Retype every line of the material from the one containing "command-label-text: 命令 (140, 292, 177, 312)" down to the one containing "command-label: * 命令 (127, 288, 176, 314)", both included, without changing anything.

───── Records shown

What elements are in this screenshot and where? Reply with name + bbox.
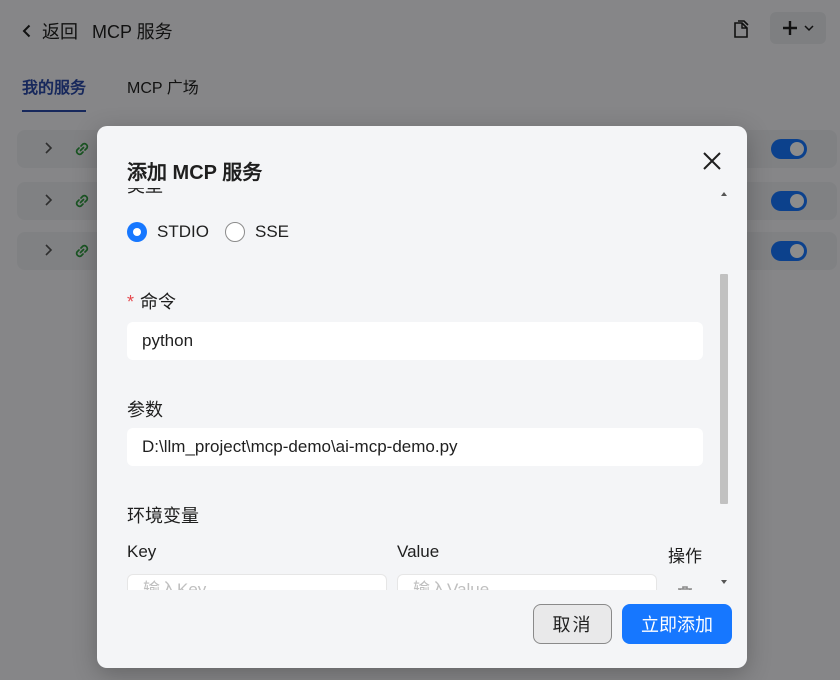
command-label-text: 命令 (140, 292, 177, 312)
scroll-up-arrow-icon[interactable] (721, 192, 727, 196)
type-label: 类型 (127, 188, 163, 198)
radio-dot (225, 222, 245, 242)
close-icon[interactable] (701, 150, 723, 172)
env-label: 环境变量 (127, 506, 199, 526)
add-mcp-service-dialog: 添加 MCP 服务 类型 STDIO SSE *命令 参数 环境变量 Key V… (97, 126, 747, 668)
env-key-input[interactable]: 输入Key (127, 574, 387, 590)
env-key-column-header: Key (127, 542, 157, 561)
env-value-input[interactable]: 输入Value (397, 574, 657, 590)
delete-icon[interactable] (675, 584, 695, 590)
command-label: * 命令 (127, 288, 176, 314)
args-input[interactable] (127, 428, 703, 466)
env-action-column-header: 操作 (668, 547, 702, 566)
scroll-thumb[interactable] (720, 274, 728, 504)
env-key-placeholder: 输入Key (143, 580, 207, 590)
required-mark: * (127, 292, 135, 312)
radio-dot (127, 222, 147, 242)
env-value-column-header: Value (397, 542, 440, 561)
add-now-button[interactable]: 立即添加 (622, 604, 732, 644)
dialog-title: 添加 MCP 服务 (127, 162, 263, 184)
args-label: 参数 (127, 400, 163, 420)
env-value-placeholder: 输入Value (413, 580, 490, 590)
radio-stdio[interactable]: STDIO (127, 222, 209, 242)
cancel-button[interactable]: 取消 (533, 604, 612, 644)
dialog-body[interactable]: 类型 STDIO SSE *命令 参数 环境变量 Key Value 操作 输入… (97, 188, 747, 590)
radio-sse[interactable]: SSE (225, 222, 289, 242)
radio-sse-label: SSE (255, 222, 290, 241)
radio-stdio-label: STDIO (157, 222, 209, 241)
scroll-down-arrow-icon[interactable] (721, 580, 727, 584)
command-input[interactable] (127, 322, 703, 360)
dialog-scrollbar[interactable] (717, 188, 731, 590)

──────────
───── Records shown

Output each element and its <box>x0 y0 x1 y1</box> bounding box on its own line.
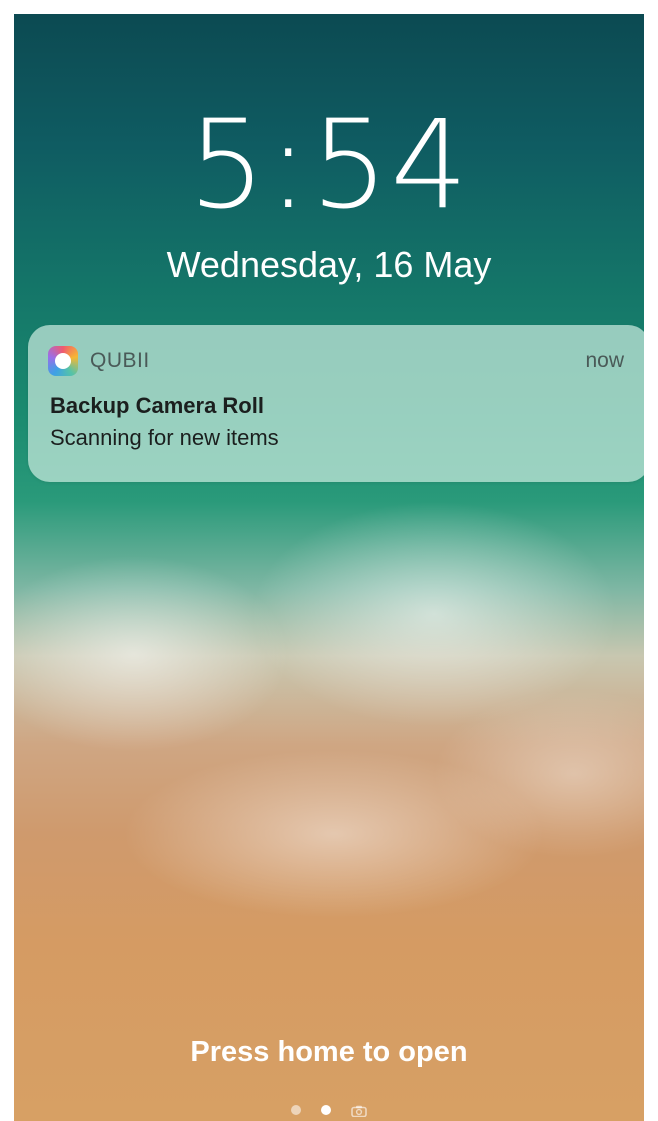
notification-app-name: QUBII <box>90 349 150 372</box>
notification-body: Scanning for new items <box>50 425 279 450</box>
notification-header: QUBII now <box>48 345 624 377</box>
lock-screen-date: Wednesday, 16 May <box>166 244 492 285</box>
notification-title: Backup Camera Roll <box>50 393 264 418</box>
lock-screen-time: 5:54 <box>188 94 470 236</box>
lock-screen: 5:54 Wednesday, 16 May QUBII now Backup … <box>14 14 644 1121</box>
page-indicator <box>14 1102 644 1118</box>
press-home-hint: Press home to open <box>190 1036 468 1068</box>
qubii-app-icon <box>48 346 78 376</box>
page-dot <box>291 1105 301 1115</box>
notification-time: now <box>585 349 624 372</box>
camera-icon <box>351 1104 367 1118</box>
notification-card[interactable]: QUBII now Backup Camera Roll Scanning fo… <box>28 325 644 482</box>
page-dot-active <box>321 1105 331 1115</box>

──────────

> **Result**:
command-label-text: 命令 (140, 292, 177, 312)
scroll-up-arrow-icon[interactable] (721, 192, 727, 196)
type-label: 类型 (127, 188, 163, 198)
radio-dot (225, 222, 245, 242)
close-icon[interactable] (701, 150, 723, 172)
env-label: 环境变量 (127, 506, 199, 526)
add-mcp-service-dialog: 添加 MCP 服务 类型 STDIO SSE *命令 参数 环境变量 Key V… (97, 126, 747, 668)
env-key-input[interactable]: 输入Key (127, 574, 387, 590)
env-key-column-header: Key (127, 542, 157, 561)
env-value-input[interactable]: 输入Value (397, 574, 657, 590)
delete-icon[interactable] (675, 584, 695, 590)
command-label: * 命令 (127, 288, 176, 314)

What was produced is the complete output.